RECORDED DATA
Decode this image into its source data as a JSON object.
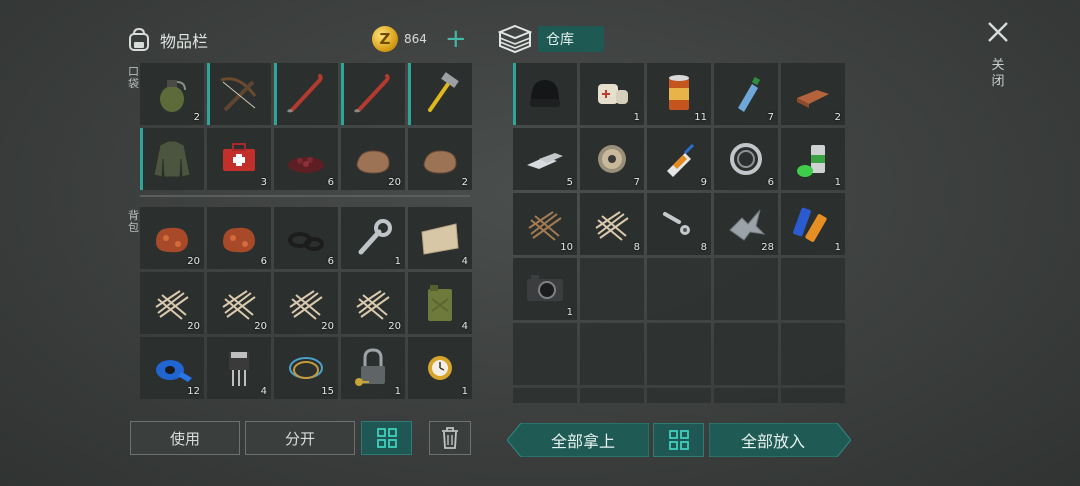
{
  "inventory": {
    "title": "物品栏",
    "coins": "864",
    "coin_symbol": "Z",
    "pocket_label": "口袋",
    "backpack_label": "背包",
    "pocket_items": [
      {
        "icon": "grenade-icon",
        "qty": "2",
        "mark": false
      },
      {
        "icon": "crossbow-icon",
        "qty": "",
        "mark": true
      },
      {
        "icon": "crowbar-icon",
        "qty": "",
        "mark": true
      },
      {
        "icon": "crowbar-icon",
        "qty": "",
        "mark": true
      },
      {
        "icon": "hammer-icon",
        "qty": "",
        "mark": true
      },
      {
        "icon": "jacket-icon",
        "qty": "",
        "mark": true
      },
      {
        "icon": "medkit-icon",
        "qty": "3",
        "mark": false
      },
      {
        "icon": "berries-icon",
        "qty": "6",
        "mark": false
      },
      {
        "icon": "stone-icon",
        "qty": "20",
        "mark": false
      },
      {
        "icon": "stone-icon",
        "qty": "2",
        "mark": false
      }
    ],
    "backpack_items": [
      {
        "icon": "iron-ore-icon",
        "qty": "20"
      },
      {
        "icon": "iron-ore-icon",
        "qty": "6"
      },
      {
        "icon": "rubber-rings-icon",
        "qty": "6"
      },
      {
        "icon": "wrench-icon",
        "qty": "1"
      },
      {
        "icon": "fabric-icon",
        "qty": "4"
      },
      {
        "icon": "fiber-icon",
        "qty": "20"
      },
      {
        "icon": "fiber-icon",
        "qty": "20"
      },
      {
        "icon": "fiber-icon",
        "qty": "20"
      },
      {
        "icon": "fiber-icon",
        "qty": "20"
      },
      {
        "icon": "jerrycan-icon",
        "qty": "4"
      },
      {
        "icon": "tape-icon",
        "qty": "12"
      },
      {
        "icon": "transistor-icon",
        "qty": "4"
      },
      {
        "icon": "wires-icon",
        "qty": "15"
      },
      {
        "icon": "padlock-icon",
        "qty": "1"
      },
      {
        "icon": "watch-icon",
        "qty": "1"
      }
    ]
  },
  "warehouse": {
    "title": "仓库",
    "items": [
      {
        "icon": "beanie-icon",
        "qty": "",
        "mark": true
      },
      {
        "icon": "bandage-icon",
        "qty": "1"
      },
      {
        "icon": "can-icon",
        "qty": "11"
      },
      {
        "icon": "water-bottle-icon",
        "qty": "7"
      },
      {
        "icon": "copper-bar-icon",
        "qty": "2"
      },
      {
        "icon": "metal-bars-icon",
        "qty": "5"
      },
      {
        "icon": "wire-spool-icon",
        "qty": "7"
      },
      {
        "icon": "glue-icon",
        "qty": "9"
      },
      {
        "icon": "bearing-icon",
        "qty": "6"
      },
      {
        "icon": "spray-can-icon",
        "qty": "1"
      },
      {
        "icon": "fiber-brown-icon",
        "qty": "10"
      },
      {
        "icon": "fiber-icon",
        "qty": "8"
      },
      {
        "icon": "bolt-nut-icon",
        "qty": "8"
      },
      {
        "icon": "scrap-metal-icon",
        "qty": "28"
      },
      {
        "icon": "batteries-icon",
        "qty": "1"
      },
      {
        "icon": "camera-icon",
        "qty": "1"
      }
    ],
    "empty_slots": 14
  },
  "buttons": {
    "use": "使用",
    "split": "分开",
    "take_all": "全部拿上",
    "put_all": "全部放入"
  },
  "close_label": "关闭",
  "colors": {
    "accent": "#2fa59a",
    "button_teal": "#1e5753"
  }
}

WHAT THE EXERCISE ASKS
Give the entries again without a single change, but with no pictures.

WRITTEN RESPONSE
Decode this image into its source data as a JSON object.
{
  "inventory": {
    "title": "物品栏",
    "coins": "864",
    "coin_symbol": "Z",
    "pocket_label": "口袋",
    "backpack_label": "背包",
    "pocket_items": [
      {
        "icon": "grenade-icon",
        "qty": "2",
        "mark": false
      },
      {
        "icon": "crossbow-icon",
        "qty": "",
        "mark": true
      },
      {
        "icon": "crowbar-icon",
        "qty": "",
        "mark": true
      },
      {
        "icon": "crowbar-icon",
        "qty": "",
        "mark": true
      },
      {
        "icon": "hammer-icon",
        "qty": "",
        "mark": true
      },
      {
        "icon": "jacket-icon",
        "qty": "",
        "mark": true
      },
      {
        "icon": "medkit-icon",
        "qty": "3",
        "mark": false
      },
      {
        "icon": "berries-icon",
        "qty": "6",
        "mark": false
      },
      {
        "icon": "stone-icon",
        "qty": "20",
        "mark": false
      },
      {
        "icon": "stone-icon",
        "qty": "2",
        "mark": false
      }
    ],
    "backpack_items": [
      {
        "icon": "iron-ore-icon",
        "qty": "20"
      },
      {
        "icon": "iron-ore-icon",
        "qty": "6"
      },
      {
        "icon": "rubber-rings-icon",
        "qty": "6"
      },
      {
        "icon": "wrench-icon",
        "qty": "1"
      },
      {
        "icon": "fabric-icon",
        "qty": "4"
      },
      {
        "icon": "fiber-icon",
        "qty": "20"
      },
      {
        "icon": "fiber-icon",
        "qty": "20"
      },
      {
        "icon": "fiber-icon",
        "qty": "20"
      },
      {
        "icon": "fiber-icon",
        "qty": "20"
      },
      {
        "icon": "jerrycan-icon",
        "qty": "4"
      },
      {
        "icon": "tape-icon",
        "qty": "12"
      },
      {
        "icon": "transistor-icon",
        "qty": "4"
      },
      {
        "icon": "wires-icon",
        "qty": "15"
      },
      {
        "icon": "padlock-icon",
        "qty": "1"
      },
      {
        "icon": "watch-icon",
        "qty": "1"
      }
    ]
  },
  "warehouse": {
    "title": "仓库",
    "items": [
      {
        "icon": "beanie-icon",
        "qty": "",
        "mark": true
      },
      {
        "icon": "bandage-icon",
        "qty": "1"
      },
      {
        "icon": "can-icon",
        "qty": "11"
      },
      {
        "icon": "water-bottle-icon",
        "qty": "7"
      },
      {
        "icon": "copper-bar-icon",
        "qty": "2"
      },
      {
        "icon": "metal-bars-icon",
        "qty": "5"
      },
      {
        "icon": "wire-spool-icon",
        "qty": "7"
      },
      {
        "icon": "glue-icon",
        "qty": "9"
      },
      {
        "icon": "bearing-icon",
        "qty": "6"
      },
      {
        "icon": "spray-can-icon",
        "qty": "1"
      },
      {
        "icon": "fiber-brown-icon",
        "qty": "10"
      },
      {
        "icon": "fiber-icon",
        "qty": "8"
      },
      {
        "icon": "bolt-nut-icon",
        "qty": "8"
      },
      {
        "icon": "scrap-metal-icon",
        "qty": "28"
      },
      {
        "icon": "batteries-icon",
        "qty": "1"
      },
      {
        "icon": "camera-icon",
        "qty": "1"
      }
    ],
    "empty_slots": 14
  },
  "buttons": {
    "use": "使用",
    "split": "分开",
    "take_all": "全部拿上",
    "put_all": "全部放入"
  },
  "close_label": "关闭",
  "colors": {
    "accent": "#2fa59a",
    "button_teal": "#1e5753"
  }
}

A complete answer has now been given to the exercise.